(Collected data)
.....
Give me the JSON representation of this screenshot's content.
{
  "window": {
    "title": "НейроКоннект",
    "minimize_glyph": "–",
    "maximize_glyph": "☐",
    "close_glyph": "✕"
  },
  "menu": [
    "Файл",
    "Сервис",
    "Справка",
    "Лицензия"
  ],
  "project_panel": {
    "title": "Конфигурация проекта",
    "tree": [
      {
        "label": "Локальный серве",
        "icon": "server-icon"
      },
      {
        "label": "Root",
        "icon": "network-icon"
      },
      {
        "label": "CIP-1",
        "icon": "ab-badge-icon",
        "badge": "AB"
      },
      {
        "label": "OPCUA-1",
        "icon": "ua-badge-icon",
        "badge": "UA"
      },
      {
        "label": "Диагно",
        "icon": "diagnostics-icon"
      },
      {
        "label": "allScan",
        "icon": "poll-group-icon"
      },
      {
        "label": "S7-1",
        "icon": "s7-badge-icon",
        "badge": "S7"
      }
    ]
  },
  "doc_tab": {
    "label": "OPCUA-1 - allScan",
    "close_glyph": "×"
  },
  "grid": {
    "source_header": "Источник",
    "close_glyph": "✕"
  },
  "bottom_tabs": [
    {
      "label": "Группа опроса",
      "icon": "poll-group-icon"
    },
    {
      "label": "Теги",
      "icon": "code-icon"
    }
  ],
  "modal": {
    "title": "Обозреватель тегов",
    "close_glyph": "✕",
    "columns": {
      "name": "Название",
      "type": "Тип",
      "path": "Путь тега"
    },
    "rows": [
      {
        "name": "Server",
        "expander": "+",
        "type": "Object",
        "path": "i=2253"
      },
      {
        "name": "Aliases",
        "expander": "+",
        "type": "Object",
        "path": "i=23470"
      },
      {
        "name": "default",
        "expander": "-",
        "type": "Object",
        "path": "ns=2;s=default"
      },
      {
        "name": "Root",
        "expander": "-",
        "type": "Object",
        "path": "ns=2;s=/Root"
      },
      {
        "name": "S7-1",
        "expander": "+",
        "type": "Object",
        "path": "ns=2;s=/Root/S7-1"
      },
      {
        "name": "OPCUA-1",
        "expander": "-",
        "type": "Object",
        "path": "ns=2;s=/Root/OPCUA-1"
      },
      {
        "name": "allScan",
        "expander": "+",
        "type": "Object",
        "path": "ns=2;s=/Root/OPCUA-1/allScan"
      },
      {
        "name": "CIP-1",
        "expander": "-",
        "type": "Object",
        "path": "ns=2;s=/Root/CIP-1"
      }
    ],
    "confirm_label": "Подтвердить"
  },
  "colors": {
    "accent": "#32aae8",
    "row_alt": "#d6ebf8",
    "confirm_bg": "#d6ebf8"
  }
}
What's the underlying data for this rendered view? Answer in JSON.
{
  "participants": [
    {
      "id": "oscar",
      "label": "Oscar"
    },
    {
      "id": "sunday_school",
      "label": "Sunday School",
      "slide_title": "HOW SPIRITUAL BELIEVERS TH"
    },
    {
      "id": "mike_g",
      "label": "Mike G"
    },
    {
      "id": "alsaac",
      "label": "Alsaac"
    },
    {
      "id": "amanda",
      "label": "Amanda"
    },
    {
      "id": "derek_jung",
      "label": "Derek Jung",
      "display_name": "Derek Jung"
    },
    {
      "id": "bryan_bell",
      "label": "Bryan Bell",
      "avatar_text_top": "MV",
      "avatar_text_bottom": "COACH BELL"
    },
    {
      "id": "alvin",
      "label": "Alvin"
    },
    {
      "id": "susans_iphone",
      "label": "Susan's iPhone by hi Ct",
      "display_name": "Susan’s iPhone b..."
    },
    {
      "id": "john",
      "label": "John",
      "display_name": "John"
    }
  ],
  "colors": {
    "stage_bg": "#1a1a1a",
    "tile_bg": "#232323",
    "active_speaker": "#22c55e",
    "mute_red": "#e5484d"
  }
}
.....
- **What you are asked to do**: Nothing in the data may differ; print all of it exactly as written.

- **Exercise answer**:
Give me the JSON representation of this screenshot's content.
{
  "window": {
    "title": "НейроКоннект",
    "minimize_glyph": "–",
    "maximize_glyph": "☐",
    "close_glyph": "✕"
  },
  "menu": [
    "Файл",
    "Сервис",
    "Справка",
    "Лицензия"
  ],
  "project_panel": {
    "title": "Конфигурация проекта",
    "tree": [
      {
        "label": "Локальный серве",
        "icon": "server-icon"
      },
      {
        "label": "Root",
        "icon": "network-icon"
      },
      {
        "label": "CIP-1",
        "icon": "ab-badge-icon",
        "badge": "AB"
      },
      {
        "label": "OPCUA-1",
        "icon": "ua-badge-icon",
        "badge": "UA"
      },
      {
        "label": "Диагно",
        "icon": "diagnostics-icon"
      },
      {
        "label": "allScan",
        "icon": "poll-group-icon"
      },
      {
        "label": "S7-1",
        "icon": "s7-badge-icon",
        "badge": "S7"
      }
    ]
  },
  "doc_tab": {
    "label": "OPCUA-1 - allScan",
    "close_glyph": "×"
  },
  "grid": {
    "source_header": "Источник",
    "close_glyph": "✕"
  },
  "bottom_tabs": [
    {
      "label": "Группа опроса",
      "icon": "poll-group-icon"
    },
    {
      "label": "Теги",
      "icon": "code-icon"
    }
  ],
  "modal": {
    "title": "Обозреватель тегов",
    "close_glyph": "✕",
    "columns": {
      "name": "Название",
      "type": "Тип",
      "path": "Путь тега"
    },
    "rows": [
      {
        "name": "Server",
        "expander": "+",
        "type": "Object",
        "path": "i=2253"
      },
      {
        "name": "Aliases",
        "expander": "+",
        "type": "Object",
        "path": "i=23470"
      },
      {
        "name": "default",
        "expander": "-",
        "type": "Object",
        "path": "ns=2;s=default"
      },
      {
        "name": "Root",
        "expander": "-",
        "type": "Object",
        "path": "ns=2;s=/Root"
      },
      {
        "name": "S7-1",
        "expander": "+",
        "type": "Object",
        "path": "ns=2;s=/Root/S7-1"
      },
      {
        "name": "OPCUA-1",
        "expander": "-",
        "type": "Object",
        "path": "ns=2;s=/Root/OPCUA-1"
      },
      {
        "name": "allScan",
        "expander": "+",
        "type": "Object",
        "path": "ns=2;s=/Root/OPCUA-1/allScan"
      },
      {
        "name": "CIP-1",
        "expander": "-",
        "type": "Object",
        "path": "ns=2;s=/Root/CIP-1"
      }
    ],
    "confirm_label": "Подтвердить"
  },
  "colors": {
    "accent": "#32aae8",
    "row_alt": "#d6ebf8",
    "confirm_bg": "#d6ebf8"
  }
}
What's the underlying data for this rendered view? Answer in JSON.
{
  "participants": [
    {
      "id": "oscar",
      "label": "Oscar"
    },
    {
      "id": "sunday_school",
      "label": "Sunday School",
      "slide_title": "HOW SPIRITUAL BELIEVERS TH"
    },
    {
      "id": "mike_g",
      "label": "Mike G"
    },
    {
      "id": "alsaac",
      "label": "Alsaac"
    },
    {
      "id": "amanda",
      "label": "Amanda"
    },
    {
      "id": "derek_jung",
      "label": "Derek Jung",
      "display_name": "Derek Jung"
    },
    {
      "id": "bryan_bell",
      "label": "Bryan Bell",
      "avatar_text_top": "MV",
      "avatar_text_bottom": "COACH BELL"
    },
    {
      "id": "alvin",
      "label": "Alvin"
    },
    {
      "id": "susans_iphone",
      "label": "Susan's iPhone by hi Ct",
      "display_name": "Susan’s iPhone b..."
    },
    {
      "id": "john",
      "label": "John",
      "display_name": "John"
    }
  ],
  "colors": {
    "stage_bg": "#1a1a1a",
    "tile_bg": "#232323",
    "active_speaker": "#22c55e",
    "mute_red": "#e5484d"
  }
}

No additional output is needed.